Problem details. Transcribe each line of the material as it is, and drop any picture.

-------

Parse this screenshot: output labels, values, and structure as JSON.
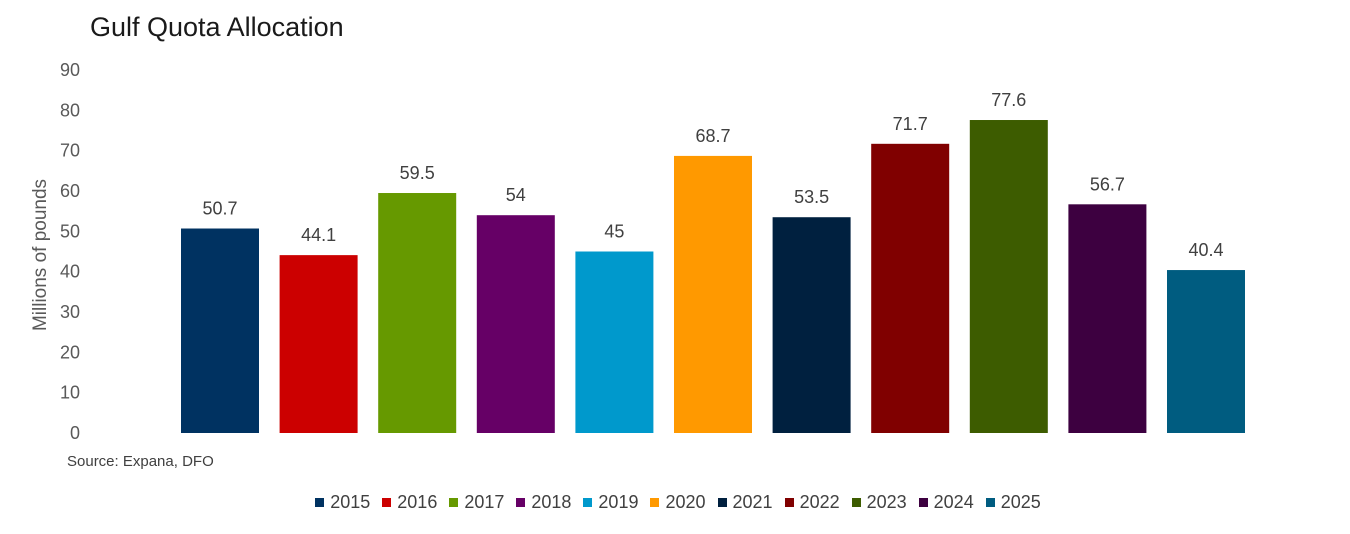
{
  "chart_data": {
    "type": "bar",
    "title": "Gulf Quota Allocation",
    "ylabel": "Millions of pounds",
    "xlabel": "",
    "source": "Source: Expana, DFO",
    "ylim": [
      0,
      90
    ],
    "yticks": [
      0,
      10,
      20,
      30,
      40,
      50,
      60,
      70,
      80,
      90
    ],
    "grid": false,
    "legend_position": "bottom",
    "series": [
      {
        "name": "2015",
        "value": 50.7,
        "label": "50.7",
        "color": "#003261"
      },
      {
        "name": "2016",
        "value": 44.1,
        "label": "44.1",
        "color": "#cc0000"
      },
      {
        "name": "2017",
        "value": 59.5,
        "label": "59.5",
        "color": "#669900"
      },
      {
        "name": "2018",
        "value": 54,
        "label": "54",
        "color": "#660066"
      },
      {
        "name": "2019",
        "value": 45,
        "label": "45",
        "color": "#0099cc"
      },
      {
        "name": "2020",
        "value": 68.7,
        "label": "68.7",
        "color": "#ff9900"
      },
      {
        "name": "2021",
        "value": 53.5,
        "label": "53.5",
        "color": "#00203f"
      },
      {
        "name": "2022",
        "value": 71.7,
        "label": "71.7",
        "color": "#800000"
      },
      {
        "name": "2023",
        "value": 77.6,
        "label": "77.6",
        "color": "#3d5c00"
      },
      {
        "name": "2024",
        "value": 56.7,
        "label": "56.7",
        "color": "#3d0040"
      },
      {
        "name": "2025",
        "value": 40.4,
        "label": "40.4",
        "color": "#005c80"
      }
    ]
  }
}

-------

Exercise answer.
Parse this screenshot: output labels, values, and structure as JSON.
{
  "chart_data": {
    "type": "bar",
    "title": "Gulf Quota Allocation",
    "ylabel": "Millions of pounds",
    "xlabel": "",
    "source": "Source: Expana, DFO",
    "ylim": [
      0,
      90
    ],
    "yticks": [
      0,
      10,
      20,
      30,
      40,
      50,
      60,
      70,
      80,
      90
    ],
    "grid": false,
    "legend_position": "bottom",
    "series": [
      {
        "name": "2015",
        "value": 50.7,
        "label": "50.7",
        "color": "#003261"
      },
      {
        "name": "2016",
        "value": 44.1,
        "label": "44.1",
        "color": "#cc0000"
      },
      {
        "name": "2017",
        "value": 59.5,
        "label": "59.5",
        "color": "#669900"
      },
      {
        "name": "2018",
        "value": 54,
        "label": "54",
        "color": "#660066"
      },
      {
        "name": "2019",
        "value": 45,
        "label": "45",
        "color": "#0099cc"
      },
      {
        "name": "2020",
        "value": 68.7,
        "label": "68.7",
        "color": "#ff9900"
      },
      {
        "name": "2021",
        "value": 53.5,
        "label": "53.5",
        "color": "#00203f"
      },
      {
        "name": "2022",
        "value": 71.7,
        "label": "71.7",
        "color": "#800000"
      },
      {
        "name": "2023",
        "value": 77.6,
        "label": "77.6",
        "color": "#3d5c00"
      },
      {
        "name": "2024",
        "value": 56.7,
        "label": "56.7",
        "color": "#3d0040"
      },
      {
        "name": "2025",
        "value": 40.4,
        "label": "40.4",
        "color": "#005c80"
      }
    ]
  }
}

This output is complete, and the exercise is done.